┏━━

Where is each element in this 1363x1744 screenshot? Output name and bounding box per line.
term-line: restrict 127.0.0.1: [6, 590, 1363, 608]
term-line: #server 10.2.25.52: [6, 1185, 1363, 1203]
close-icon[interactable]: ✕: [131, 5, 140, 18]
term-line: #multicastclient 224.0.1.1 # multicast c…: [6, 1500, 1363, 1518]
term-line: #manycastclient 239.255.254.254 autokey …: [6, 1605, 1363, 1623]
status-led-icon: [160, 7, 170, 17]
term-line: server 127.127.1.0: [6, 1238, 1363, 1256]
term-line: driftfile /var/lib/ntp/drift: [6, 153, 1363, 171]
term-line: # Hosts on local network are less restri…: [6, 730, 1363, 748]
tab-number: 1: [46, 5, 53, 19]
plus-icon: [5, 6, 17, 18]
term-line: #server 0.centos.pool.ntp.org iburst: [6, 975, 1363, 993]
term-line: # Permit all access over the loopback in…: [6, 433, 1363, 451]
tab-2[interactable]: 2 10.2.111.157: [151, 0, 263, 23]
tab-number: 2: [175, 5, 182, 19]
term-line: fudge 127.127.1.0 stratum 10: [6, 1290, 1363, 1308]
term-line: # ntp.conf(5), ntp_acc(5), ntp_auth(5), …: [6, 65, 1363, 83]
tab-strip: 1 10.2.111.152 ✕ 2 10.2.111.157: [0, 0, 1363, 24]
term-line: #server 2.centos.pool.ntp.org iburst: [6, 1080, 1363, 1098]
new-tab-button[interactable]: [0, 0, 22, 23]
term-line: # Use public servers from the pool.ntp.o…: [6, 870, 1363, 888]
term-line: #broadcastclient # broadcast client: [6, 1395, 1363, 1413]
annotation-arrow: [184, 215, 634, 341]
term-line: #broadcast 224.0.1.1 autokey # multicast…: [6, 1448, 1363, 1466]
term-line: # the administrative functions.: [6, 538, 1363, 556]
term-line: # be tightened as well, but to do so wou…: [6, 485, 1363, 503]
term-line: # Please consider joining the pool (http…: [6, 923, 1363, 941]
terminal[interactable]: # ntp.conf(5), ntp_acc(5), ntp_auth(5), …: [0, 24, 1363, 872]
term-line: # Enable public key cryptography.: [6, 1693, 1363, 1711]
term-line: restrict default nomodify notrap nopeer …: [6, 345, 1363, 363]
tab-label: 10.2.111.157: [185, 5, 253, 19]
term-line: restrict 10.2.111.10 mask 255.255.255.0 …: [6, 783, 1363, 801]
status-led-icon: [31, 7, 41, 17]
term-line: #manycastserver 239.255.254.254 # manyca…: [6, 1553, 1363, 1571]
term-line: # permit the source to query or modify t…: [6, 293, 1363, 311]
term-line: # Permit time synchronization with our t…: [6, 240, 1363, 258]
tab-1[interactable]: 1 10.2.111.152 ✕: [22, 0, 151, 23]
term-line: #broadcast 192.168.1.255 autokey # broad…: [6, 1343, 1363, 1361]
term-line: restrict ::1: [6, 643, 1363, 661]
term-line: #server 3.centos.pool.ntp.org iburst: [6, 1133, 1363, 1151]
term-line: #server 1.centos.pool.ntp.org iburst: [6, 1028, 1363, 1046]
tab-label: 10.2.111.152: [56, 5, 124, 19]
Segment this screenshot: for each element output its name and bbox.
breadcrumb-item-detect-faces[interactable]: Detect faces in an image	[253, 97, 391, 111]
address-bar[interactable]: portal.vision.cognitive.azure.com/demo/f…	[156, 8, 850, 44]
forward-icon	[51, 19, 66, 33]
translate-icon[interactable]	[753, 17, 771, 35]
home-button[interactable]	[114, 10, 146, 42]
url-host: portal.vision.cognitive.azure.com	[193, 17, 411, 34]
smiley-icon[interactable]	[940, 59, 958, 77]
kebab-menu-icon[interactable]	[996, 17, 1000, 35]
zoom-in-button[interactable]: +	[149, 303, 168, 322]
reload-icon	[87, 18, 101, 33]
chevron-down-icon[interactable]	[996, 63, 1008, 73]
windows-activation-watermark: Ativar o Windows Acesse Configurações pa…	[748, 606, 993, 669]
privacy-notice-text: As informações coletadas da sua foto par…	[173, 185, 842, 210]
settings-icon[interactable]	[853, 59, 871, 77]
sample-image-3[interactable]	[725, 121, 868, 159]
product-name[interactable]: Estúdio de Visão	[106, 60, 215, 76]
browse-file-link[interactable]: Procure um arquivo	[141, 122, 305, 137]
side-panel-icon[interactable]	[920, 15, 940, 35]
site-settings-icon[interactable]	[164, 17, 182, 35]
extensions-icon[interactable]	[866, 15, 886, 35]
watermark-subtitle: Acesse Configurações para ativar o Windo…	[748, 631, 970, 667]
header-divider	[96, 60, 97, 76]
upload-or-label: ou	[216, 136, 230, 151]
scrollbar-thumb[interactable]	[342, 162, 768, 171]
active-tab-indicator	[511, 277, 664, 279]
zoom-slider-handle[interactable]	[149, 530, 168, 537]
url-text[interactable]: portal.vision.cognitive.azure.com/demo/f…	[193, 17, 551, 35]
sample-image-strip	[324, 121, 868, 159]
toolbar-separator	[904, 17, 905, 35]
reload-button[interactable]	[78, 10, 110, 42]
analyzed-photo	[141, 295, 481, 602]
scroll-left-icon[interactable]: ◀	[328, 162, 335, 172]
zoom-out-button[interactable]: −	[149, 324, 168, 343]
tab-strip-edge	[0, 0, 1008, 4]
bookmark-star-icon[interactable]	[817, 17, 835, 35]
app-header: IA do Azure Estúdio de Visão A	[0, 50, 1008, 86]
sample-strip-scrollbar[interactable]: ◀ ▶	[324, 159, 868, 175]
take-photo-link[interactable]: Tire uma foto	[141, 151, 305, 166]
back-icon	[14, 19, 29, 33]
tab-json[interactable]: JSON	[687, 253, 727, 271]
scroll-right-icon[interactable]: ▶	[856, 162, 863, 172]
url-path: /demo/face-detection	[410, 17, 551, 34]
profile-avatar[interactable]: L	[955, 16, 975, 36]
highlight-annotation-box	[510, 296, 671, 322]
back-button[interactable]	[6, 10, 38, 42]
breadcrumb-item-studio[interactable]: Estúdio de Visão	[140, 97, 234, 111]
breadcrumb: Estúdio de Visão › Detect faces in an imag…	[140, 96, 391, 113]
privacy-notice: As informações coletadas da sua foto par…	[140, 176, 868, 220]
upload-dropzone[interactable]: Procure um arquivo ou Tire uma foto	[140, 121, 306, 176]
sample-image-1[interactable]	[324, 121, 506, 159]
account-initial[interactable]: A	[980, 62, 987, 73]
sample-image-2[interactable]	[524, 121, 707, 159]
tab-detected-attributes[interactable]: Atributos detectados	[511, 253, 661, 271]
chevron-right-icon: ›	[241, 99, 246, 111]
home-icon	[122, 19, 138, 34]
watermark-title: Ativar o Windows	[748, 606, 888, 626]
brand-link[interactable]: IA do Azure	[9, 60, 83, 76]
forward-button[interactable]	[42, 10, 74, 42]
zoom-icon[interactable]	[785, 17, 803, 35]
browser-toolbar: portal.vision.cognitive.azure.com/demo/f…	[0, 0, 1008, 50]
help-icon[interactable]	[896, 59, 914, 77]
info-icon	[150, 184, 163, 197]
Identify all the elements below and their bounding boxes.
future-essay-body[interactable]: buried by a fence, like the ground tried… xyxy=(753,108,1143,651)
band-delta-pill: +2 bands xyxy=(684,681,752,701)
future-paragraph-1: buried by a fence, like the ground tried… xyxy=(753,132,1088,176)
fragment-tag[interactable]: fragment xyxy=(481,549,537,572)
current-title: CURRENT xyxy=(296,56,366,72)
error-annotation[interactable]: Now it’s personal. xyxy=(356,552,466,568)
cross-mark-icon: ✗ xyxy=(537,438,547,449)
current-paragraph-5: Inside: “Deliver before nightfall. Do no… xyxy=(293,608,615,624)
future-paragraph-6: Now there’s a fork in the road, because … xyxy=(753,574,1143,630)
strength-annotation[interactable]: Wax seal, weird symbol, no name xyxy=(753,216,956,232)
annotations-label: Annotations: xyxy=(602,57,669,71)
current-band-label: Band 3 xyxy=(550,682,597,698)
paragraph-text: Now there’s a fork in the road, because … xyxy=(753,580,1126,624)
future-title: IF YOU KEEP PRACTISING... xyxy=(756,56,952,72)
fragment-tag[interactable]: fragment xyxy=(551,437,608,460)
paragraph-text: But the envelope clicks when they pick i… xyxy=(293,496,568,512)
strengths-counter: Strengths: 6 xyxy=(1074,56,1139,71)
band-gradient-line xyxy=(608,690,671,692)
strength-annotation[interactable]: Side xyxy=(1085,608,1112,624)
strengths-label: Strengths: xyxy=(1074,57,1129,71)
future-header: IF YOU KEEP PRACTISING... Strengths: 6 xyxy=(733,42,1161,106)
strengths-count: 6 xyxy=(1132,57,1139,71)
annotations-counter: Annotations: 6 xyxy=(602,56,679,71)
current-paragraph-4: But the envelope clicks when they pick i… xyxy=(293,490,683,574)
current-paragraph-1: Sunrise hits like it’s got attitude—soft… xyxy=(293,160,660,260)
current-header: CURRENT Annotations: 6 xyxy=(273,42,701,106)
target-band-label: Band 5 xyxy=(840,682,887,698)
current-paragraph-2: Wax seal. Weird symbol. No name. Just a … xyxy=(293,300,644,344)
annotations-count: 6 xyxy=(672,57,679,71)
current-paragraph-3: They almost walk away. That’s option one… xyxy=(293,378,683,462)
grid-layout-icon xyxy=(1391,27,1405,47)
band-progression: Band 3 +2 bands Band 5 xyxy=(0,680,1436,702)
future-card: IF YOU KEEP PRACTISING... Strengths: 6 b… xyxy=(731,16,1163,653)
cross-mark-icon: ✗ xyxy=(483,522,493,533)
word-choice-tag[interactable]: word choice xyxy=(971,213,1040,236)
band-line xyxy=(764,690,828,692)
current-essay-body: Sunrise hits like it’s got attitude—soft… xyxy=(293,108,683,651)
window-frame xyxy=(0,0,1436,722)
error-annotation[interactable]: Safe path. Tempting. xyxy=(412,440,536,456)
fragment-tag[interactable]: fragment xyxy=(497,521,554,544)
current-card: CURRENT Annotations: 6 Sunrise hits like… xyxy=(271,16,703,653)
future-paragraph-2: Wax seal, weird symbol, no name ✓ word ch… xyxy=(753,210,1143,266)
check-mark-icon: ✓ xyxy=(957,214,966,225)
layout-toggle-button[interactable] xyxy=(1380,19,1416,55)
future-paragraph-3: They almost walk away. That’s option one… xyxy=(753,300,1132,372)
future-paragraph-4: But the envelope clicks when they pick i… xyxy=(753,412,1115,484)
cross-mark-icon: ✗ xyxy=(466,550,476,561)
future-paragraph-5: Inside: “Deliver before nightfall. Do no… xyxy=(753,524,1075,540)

┗━━

**WHAT YOU HAVE TO DO**. Extract each line of the items above that contains the string "cognitive".

**TASK RESPONSE**.
address-bar[interactable]: portal.vision.cognitive.azure.com/demo/f…	[156, 8, 850, 44]
url-host: portal.vision.cognitive.azure.com	[193, 17, 411, 34]
url-text[interactable]: portal.vision.cognitive.azure.com/demo/f…	[193, 17, 551, 35]
browser-toolbar: portal.vision.cognitive.azure.com/demo/f…	[0, 0, 1008, 50]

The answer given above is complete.